(Some records)
-- BEGIN --

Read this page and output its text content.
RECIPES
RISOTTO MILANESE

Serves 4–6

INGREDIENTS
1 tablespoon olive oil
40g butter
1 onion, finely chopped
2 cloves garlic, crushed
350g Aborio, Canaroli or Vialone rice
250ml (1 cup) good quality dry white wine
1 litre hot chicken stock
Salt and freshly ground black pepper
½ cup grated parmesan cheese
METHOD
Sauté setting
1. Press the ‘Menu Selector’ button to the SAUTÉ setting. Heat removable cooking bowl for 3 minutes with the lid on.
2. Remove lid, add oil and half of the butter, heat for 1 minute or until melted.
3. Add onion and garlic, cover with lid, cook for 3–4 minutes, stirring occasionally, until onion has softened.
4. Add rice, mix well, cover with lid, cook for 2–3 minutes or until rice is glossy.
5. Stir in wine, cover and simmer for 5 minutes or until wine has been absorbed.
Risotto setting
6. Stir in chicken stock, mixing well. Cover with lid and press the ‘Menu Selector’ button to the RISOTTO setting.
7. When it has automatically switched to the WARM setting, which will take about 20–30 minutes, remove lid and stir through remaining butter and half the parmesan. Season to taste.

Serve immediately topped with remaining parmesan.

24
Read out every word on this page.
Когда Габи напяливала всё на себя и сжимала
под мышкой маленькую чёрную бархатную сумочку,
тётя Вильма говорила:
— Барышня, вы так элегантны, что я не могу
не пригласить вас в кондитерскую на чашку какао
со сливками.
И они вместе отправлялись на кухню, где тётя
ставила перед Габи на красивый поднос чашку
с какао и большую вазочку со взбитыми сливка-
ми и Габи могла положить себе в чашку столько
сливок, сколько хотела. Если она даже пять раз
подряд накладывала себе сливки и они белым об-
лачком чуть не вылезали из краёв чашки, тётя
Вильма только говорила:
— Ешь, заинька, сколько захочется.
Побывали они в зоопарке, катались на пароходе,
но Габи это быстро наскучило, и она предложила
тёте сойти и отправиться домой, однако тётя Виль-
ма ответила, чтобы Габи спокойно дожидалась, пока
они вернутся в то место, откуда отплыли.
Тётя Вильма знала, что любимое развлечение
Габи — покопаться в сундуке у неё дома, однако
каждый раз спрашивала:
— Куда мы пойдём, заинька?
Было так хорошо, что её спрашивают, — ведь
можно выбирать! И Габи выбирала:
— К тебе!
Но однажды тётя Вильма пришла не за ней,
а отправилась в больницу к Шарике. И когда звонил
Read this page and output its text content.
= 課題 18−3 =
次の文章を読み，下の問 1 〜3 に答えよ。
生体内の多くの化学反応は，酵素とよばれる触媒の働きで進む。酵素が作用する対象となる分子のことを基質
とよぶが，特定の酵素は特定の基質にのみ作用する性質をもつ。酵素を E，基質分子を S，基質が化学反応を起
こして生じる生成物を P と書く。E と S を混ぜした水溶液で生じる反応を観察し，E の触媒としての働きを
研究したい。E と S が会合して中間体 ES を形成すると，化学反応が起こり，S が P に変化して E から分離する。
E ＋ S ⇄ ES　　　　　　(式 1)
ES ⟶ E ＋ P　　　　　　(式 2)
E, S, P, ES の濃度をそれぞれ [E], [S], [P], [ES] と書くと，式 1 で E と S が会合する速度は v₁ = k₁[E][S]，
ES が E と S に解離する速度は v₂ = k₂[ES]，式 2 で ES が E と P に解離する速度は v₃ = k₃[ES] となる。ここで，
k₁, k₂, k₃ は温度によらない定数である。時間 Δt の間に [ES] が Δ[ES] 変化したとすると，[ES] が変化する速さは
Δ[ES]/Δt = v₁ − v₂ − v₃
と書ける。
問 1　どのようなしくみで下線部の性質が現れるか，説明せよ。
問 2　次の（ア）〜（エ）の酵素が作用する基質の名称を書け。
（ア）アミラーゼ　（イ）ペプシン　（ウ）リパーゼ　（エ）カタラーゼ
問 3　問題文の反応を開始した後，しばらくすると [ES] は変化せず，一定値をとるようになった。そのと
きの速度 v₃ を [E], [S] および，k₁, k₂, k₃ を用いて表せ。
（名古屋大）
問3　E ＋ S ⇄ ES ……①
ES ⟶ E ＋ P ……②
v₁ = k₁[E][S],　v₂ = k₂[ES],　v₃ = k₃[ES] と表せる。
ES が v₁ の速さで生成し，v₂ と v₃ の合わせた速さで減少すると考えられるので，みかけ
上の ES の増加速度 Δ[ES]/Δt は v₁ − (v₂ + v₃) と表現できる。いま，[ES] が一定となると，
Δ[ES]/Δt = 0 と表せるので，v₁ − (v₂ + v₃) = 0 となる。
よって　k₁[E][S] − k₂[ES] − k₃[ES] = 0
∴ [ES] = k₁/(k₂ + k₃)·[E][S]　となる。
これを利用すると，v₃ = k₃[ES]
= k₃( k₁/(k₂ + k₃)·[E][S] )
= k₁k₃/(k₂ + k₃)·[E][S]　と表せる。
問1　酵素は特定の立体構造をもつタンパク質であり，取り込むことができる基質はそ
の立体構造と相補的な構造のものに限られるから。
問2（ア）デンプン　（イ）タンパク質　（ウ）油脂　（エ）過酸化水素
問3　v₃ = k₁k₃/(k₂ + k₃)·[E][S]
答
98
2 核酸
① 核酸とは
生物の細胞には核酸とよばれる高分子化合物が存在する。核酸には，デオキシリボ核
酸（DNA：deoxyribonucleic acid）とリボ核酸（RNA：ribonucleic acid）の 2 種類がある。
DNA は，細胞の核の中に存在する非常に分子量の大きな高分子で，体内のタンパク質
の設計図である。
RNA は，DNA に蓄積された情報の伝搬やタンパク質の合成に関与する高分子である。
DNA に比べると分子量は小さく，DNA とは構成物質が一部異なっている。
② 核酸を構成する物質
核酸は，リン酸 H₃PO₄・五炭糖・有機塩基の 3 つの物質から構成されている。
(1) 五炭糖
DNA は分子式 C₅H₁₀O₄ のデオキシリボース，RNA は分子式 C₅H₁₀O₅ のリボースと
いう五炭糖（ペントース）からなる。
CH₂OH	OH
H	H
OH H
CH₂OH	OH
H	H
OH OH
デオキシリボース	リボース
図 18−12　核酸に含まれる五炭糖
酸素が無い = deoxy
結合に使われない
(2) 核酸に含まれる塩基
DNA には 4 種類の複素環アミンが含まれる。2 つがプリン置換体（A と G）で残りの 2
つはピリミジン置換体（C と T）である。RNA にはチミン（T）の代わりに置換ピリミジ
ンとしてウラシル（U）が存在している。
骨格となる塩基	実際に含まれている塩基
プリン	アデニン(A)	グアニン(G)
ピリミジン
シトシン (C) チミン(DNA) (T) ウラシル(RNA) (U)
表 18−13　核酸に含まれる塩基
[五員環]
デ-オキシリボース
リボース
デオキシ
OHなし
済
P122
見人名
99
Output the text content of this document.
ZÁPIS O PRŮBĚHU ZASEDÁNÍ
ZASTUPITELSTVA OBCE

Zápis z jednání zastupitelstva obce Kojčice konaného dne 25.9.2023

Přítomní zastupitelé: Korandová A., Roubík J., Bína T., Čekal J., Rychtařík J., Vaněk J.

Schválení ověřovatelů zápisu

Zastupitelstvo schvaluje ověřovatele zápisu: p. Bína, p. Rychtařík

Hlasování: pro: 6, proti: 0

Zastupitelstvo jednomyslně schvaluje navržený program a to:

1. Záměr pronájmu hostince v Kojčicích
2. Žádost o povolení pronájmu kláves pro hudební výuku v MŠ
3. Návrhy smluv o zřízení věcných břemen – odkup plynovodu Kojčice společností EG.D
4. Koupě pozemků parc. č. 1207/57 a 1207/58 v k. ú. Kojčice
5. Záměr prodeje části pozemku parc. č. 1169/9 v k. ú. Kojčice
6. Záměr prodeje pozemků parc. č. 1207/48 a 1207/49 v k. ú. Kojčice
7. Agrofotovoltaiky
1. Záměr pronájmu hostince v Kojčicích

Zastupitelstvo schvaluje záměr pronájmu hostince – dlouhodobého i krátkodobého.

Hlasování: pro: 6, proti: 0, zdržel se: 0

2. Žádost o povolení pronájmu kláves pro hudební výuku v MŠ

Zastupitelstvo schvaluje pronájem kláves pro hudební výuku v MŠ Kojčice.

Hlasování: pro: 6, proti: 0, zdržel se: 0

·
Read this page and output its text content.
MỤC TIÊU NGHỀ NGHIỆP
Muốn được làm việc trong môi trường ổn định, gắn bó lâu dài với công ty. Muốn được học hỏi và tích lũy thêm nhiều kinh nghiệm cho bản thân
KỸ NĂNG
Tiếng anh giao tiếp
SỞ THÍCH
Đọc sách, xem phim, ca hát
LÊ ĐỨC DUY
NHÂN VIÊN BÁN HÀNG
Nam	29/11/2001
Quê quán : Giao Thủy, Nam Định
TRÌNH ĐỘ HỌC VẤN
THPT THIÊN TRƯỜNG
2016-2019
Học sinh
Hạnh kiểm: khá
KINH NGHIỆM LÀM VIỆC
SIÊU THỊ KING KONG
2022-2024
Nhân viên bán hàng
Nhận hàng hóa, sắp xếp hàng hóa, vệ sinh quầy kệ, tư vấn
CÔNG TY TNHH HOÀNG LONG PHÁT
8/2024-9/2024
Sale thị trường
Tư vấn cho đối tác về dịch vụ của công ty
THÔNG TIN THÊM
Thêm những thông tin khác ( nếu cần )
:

-- END --

WHAT TO WORK ON: Find each line holding the word "stock" and copy it.

ANSWER TO THIS EXERCISE:
1 litre hot chicken stock
6. Stir in chicken stock, mixing well. Cover with lid and press the ‘Menu Selector’ button to the RISOTTO setting.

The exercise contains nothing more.